__WORK TO BE COMPLETED__: Reproduce all of the data word for word.

__RECORD SET__:
§
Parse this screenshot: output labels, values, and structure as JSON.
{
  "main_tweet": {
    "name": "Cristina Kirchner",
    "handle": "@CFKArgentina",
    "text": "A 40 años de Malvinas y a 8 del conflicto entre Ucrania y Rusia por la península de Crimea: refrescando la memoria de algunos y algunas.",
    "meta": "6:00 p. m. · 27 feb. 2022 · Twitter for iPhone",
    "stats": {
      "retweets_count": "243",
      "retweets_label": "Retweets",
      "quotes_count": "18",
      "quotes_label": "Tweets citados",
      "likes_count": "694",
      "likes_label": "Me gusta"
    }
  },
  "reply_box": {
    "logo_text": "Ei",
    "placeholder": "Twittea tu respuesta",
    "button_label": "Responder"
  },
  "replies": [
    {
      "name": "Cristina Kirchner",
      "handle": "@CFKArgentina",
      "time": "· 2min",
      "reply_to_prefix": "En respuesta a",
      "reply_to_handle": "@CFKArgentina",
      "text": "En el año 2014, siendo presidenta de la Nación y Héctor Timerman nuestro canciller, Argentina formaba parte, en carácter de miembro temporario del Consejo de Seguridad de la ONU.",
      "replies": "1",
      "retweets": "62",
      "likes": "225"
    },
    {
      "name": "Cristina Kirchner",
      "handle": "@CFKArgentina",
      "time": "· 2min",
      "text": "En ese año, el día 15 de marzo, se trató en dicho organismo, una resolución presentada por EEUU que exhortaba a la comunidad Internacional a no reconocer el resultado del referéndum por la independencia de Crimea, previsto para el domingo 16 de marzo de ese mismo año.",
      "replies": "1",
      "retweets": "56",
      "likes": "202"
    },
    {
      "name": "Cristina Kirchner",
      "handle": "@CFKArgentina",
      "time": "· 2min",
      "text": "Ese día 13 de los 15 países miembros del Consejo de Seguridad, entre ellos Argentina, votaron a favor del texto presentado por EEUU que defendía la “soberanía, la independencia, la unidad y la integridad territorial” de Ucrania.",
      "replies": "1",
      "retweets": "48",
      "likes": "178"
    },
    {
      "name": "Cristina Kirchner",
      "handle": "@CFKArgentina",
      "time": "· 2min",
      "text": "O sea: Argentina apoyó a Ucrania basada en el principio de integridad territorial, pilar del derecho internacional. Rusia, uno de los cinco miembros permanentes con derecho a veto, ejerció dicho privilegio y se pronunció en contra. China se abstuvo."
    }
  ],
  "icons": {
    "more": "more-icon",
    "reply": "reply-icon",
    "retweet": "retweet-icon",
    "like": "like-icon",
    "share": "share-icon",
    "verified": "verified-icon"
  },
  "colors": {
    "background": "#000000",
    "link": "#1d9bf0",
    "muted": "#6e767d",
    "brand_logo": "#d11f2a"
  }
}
§
__RESPONSE BELOW__:
Parse this screenshot: output labels, values, and structure as JSON.
{
  "main_tweet": {
    "name": "Cristina Kirchner",
    "handle": "@CFKArgentina",
    "text": "A 40 años de Malvinas y a 8 del conflicto entre Ucrania y Rusia por la península de Crimea: refrescando la memoria de algunos y algunas.",
    "meta": "6:00 p. m. · 27 feb. 2022 · Twitter for iPhone",
    "stats": {
      "retweets_count": "243",
      "retweets_label": "Retweets",
      "quotes_count": "18",
      "quotes_label": "Tweets citados",
      "likes_count": "694",
      "likes_label": "Me gusta"
    }
  },
  "reply_box": {
    "logo_text": "Ei",
    "placeholder": "Twittea tu respuesta",
    "button_label": "Responder"
  },
  "replies": [
    {
      "name": "Cristina Kirchner",
      "handle": "@CFKArgentina",
      "time": "· 2min",
      "reply_to_prefix": "En respuesta a",
      "reply_to_handle": "@CFKArgentina",
      "text": "En el año 2014, siendo presidenta de la Nación y Héctor Timerman nuestro canciller, Argentina formaba parte, en carácter de miembro temporario del Consejo de Seguridad de la ONU.",
      "replies": "1",
      "retweets": "62",
      "likes": "225"
    },
    {
      "name": "Cristina Kirchner",
      "handle": "@CFKArgentina",
      "time": "· 2min",
      "text": "En ese año, el día 15 de marzo, se trató en dicho organismo, una resolución presentada por EEUU que exhortaba a la comunidad Internacional a no reconocer el resultado del referéndum por la independencia de Crimea, previsto para el domingo 16 de marzo de ese mismo año.",
      "replies": "1",
      "retweets": "56",
      "likes": "202"
    },
    {
      "name": "Cristina Kirchner",
      "handle": "@CFKArgentina",
      "time": "· 2min",
      "text": "Ese día 13 de los 15 países miembros del Consejo de Seguridad, entre ellos Argentina, votaron a favor del texto presentado por EEUU que defendía la “soberanía, la independencia, la unidad y la integridad territorial” de Ucrania.",
      "replies": "1",
      "retweets": "48",
      "likes": "178"
    },
    {
      "name": "Cristina Kirchner",
      "handle": "@CFKArgentina",
      "time": "· 2min",
      "text": "O sea: Argentina apoyó a Ucrania basada en el principio de integridad territorial, pilar del derecho internacional. Rusia, uno de los cinco miembros permanentes con derecho a veto, ejerció dicho privilegio y se pronunció en contra. China se abstuvo."
    }
  ],
  "icons": {
    "more": "more-icon",
    "reply": "reply-icon",
    "retweet": "retweet-icon",
    "like": "like-icon",
    "share": "share-icon",
    "verified": "verified-icon"
  },
  "colors": {
    "background": "#000000",
    "link": "#1d9bf0",
    "muted": "#6e767d",
    "brand_logo": "#d11f2a"
  }
}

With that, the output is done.